→ RECORD EXTRACTS
◆ ◆ ◆ ◆
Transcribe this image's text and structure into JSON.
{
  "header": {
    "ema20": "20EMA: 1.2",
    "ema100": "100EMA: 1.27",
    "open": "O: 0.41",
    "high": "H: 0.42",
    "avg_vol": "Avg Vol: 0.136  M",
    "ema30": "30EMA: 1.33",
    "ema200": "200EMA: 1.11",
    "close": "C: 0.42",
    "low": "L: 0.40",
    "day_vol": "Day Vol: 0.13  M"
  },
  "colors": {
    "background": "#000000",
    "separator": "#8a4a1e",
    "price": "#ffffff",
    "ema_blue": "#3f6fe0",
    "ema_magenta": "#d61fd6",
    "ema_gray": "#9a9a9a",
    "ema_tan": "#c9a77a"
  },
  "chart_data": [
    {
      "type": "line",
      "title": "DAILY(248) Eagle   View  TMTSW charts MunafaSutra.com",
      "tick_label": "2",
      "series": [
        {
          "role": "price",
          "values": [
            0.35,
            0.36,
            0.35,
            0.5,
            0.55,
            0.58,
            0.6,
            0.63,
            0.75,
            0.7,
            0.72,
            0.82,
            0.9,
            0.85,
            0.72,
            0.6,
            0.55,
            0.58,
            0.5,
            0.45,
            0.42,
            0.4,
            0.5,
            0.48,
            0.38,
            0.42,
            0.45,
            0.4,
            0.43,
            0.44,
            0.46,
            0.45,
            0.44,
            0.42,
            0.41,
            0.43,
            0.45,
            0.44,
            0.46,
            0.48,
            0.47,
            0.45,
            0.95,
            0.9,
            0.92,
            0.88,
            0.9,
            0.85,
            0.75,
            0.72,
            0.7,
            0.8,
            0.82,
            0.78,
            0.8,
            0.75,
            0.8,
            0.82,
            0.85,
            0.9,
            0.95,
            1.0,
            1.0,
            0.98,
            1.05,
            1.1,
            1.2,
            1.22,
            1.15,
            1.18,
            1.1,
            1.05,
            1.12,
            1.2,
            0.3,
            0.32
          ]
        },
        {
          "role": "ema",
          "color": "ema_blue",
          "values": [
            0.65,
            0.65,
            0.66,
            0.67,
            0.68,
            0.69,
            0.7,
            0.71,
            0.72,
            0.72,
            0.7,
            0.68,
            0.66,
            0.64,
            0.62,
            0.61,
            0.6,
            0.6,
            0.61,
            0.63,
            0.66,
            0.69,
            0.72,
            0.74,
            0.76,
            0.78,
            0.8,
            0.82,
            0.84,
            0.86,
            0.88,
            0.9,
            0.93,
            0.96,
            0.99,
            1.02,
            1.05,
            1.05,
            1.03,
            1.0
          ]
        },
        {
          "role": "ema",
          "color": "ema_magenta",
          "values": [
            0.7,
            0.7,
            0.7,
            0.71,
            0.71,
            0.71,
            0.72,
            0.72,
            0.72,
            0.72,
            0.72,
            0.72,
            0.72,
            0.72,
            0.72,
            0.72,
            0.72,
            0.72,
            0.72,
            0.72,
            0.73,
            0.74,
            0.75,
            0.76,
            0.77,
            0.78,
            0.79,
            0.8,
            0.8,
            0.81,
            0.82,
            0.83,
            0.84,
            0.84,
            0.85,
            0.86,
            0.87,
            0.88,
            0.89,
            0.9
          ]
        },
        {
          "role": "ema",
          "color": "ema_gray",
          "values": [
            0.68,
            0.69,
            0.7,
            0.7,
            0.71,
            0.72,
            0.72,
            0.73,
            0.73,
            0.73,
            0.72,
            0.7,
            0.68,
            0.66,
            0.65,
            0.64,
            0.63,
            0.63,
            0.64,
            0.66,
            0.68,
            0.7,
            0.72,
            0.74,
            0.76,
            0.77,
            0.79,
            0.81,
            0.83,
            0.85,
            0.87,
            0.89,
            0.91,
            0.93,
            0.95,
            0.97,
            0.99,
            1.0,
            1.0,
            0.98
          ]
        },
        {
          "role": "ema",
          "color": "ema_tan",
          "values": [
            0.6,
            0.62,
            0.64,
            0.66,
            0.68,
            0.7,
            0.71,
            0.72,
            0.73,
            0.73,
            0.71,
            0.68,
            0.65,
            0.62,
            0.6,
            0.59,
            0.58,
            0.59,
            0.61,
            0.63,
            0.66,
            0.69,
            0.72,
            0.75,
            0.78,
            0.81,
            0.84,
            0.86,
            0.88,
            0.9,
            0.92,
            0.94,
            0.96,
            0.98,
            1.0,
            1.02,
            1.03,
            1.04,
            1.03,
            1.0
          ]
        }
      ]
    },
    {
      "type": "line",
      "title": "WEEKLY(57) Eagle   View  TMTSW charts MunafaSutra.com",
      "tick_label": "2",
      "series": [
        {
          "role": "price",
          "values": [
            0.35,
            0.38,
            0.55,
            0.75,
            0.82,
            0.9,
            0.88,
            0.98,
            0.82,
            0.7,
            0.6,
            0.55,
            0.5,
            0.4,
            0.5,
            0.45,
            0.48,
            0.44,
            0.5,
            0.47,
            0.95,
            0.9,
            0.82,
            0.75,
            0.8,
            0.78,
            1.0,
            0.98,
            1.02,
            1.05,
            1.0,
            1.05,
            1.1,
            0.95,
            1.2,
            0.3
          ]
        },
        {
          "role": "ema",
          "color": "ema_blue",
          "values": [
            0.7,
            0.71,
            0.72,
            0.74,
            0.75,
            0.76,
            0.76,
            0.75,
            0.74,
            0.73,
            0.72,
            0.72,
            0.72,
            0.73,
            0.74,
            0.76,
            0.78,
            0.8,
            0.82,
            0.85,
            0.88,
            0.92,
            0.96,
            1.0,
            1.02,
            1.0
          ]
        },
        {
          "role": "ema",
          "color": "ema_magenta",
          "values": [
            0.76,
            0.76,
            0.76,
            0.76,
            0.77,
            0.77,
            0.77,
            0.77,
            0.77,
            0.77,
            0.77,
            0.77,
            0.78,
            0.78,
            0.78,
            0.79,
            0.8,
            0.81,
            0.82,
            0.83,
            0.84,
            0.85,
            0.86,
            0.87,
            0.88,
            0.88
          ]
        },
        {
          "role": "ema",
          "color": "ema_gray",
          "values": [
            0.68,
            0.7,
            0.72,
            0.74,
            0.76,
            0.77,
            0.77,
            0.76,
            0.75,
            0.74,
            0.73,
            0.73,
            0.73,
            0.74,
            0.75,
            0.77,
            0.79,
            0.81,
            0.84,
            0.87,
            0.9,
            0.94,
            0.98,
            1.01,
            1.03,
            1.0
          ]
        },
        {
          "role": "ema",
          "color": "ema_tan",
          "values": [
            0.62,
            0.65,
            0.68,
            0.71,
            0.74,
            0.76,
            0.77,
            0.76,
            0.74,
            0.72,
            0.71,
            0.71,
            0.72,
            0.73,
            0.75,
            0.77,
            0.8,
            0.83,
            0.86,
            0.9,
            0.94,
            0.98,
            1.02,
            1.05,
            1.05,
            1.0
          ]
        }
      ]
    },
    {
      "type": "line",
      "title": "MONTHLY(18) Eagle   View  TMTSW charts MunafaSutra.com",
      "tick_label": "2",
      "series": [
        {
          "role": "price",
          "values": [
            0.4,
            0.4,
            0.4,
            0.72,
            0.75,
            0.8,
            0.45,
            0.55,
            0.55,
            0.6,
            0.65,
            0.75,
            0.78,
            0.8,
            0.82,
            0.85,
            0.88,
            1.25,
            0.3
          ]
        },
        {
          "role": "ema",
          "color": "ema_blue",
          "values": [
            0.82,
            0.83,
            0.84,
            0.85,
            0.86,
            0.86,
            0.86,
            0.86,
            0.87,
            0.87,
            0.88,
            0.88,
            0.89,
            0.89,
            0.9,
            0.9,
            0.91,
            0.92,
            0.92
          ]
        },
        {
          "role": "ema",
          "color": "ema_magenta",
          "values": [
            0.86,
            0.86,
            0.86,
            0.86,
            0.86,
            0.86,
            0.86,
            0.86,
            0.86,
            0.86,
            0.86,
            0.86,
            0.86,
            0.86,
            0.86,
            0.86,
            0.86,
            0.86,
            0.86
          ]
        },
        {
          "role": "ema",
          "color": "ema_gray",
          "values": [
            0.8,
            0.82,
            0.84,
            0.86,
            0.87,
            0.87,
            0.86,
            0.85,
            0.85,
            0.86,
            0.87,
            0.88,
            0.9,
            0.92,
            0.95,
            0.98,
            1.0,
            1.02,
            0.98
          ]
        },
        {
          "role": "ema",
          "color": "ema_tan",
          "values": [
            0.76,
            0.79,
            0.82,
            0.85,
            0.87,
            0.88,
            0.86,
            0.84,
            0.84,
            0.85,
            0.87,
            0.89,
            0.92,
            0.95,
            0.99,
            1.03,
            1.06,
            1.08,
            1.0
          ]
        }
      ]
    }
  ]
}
◆ ◆ ◆ ◆
A line counts if it holds the word "Eagle". Work out how many lines in the listing count, and give only that number.

→ RIGHT ANSWER
3